What you need to do:
Retype the material in full, keeping every word the same.

Exercise inputs:
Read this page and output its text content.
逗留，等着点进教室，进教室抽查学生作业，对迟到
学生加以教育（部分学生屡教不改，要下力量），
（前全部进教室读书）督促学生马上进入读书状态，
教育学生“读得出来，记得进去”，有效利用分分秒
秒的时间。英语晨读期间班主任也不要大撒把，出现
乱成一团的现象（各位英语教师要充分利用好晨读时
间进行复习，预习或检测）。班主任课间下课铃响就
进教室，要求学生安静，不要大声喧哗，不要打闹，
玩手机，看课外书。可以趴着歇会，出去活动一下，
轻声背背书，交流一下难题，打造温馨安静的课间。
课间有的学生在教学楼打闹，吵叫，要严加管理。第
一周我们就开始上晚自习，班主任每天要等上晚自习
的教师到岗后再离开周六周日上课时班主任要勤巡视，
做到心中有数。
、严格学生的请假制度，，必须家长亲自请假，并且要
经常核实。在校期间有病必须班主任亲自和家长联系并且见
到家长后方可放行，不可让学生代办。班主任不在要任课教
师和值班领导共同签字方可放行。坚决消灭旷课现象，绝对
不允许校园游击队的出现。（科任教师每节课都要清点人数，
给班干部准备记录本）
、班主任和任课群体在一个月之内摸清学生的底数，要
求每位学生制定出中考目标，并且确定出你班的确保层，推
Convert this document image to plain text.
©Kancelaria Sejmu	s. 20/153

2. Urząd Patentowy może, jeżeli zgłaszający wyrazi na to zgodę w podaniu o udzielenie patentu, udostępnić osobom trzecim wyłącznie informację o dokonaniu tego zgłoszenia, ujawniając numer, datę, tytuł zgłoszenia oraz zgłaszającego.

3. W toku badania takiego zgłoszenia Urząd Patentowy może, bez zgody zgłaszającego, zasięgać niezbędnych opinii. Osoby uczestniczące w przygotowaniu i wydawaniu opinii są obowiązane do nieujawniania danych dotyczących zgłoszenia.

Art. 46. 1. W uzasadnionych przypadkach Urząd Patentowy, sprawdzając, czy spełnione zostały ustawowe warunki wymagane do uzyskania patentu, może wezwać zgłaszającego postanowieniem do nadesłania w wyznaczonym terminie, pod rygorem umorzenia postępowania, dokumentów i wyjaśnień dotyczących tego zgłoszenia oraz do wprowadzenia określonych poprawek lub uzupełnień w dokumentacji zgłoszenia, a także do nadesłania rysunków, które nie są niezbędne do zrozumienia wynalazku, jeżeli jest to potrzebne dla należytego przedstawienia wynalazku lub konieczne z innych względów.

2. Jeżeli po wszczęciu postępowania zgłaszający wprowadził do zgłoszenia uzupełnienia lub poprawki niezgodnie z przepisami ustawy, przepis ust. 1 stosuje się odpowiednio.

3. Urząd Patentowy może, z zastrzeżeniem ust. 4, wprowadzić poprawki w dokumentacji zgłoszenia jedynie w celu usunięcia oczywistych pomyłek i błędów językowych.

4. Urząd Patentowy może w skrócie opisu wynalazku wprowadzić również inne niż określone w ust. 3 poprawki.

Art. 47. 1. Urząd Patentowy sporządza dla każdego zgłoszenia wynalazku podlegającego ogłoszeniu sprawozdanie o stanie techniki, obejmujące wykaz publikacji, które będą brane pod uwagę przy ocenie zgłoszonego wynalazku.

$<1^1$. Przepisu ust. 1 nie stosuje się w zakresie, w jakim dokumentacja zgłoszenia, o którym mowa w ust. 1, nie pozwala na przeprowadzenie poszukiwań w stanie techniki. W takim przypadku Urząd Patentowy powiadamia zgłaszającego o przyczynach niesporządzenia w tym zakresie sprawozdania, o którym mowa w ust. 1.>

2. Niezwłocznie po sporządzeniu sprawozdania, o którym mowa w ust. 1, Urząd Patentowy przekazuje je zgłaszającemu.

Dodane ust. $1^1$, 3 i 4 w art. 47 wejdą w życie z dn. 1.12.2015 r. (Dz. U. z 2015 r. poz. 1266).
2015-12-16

Full solution:
Read this page and output its text content.
逗留，等着点进教室，进教室抽查学生作业，对迟到
学生加以教育（部分学生屡教不改，要下力量），
（前全部进教室读书）督促学生马上进入读书状态，
教育学生“读得出来，记得进去”，有效利用分分秒
秒的时间。英语晨读期间班主任也不要大撒把，出现
乱成一团的现象（各位英语教师要充分利用好晨读时
间进行复习，预习或检测）。班主任课间下课铃响就
进教室，要求学生安静，不要大声喧哗，不要打闹，
玩手机，看课外书。可以趴着歇会，出去活动一下，
轻声背背书，交流一下难题，打造温馨安静的课间。
课间有的学生在教学楼打闹，吵叫，要严加管理。第
一周我们就开始上晚自习，班主任每天要等上晚自习
的教师到岗后再离开周六周日上课时班主任要勤巡视，
做到心中有数。
、严格学生的请假制度，，必须家长亲自请假，并且要
经常核实。在校期间有病必须班主任亲自和家长联系并且见
到家长后方可放行，不可让学生代办。班主任不在要任课教
师和值班领导共同签字方可放行。坚决消灭旷课现象，绝对
不允许校园游击队的出现。（科任教师每节课都要清点人数，
给班干部准备记录本）
、班主任和任课群体在一个月之内摸清学生的底数，要
求每位学生制定出中考目标，并且确定出你班的确保层，推
Convert this document image to plain text.
©Kancelaria Sejmu	s. 20/153

2. Urząd Patentowy może, jeżeli zgłaszający wyrazi na to zgodę w podaniu o udzielenie patentu, udostępnić osobom trzecim wyłącznie informację o dokonaniu tego zgłoszenia, ujawniając numer, datę, tytuł zgłoszenia oraz zgłaszającego.

3. W toku badania takiego zgłoszenia Urząd Patentowy może, bez zgody zgłaszającego, zasięgać niezbędnych opinii. Osoby uczestniczące w przygotowaniu i wydawaniu opinii są obowiązane do nieujawniania danych dotyczących zgłoszenia.

Art. 46. 1. W uzasadnionych przypadkach Urząd Patentowy, sprawdzając, czy spełnione zostały ustawowe warunki wymagane do uzyskania patentu, może wezwać zgłaszającego postanowieniem do nadesłania w wyznaczonym terminie, pod rygorem umorzenia postępowania, dokumentów i wyjaśnień dotyczących tego zgłoszenia oraz do wprowadzenia określonych poprawek lub uzupełnień w dokumentacji zgłoszenia, a także do nadesłania rysunków, które nie są niezbędne do zrozumienia wynalazku, jeżeli jest to potrzebne dla należytego przedstawienia wynalazku lub konieczne z innych względów.

2. Jeżeli po wszczęciu postępowania zgłaszający wprowadził do zgłoszenia uzupełnienia lub poprawki niezgodnie z przepisami ustawy, przepis ust. 1 stosuje się odpowiednio.

3. Urząd Patentowy może, z zastrzeżeniem ust. 4, wprowadzić poprawki w dokumentacji zgłoszenia jedynie w celu usunięcia oczywistych pomyłek i błędów językowych.

4. Urząd Patentowy może w skrócie opisu wynalazku wprowadzić również inne niż określone w ust. 3 poprawki.

Art. 47. 1. Urząd Patentowy sporządza dla każdego zgłoszenia wynalazku podlegającego ogłoszeniu sprawozdanie o stanie techniki, obejmujące wykaz publikacji, które będą brane pod uwagę przy ocenie zgłoszonego wynalazku.

$<1^1$. Przepisu ust. 1 nie stosuje się w zakresie, w jakim dokumentacja zgłoszenia, o którym mowa w ust. 1, nie pozwala na przeprowadzenie poszukiwań w stanie techniki. W takim przypadku Urząd Patentowy powiadamia zgłaszającego o przyczynach niesporządzenia w tym zakresie sprawozdania, o którym mowa w ust. 1.>

2. Niezwłocznie po sporządzeniu sprawozdania, o którym mowa w ust. 1, Urząd Patentowy przekazuje je zgłaszającemu.

Dodane ust. $1^1$, 3 i 4 w art. 47 wejdą w życie z dn. 1.12.2015 r. (Dz. U. z 2015 r. poz. 1266).
2015-12-16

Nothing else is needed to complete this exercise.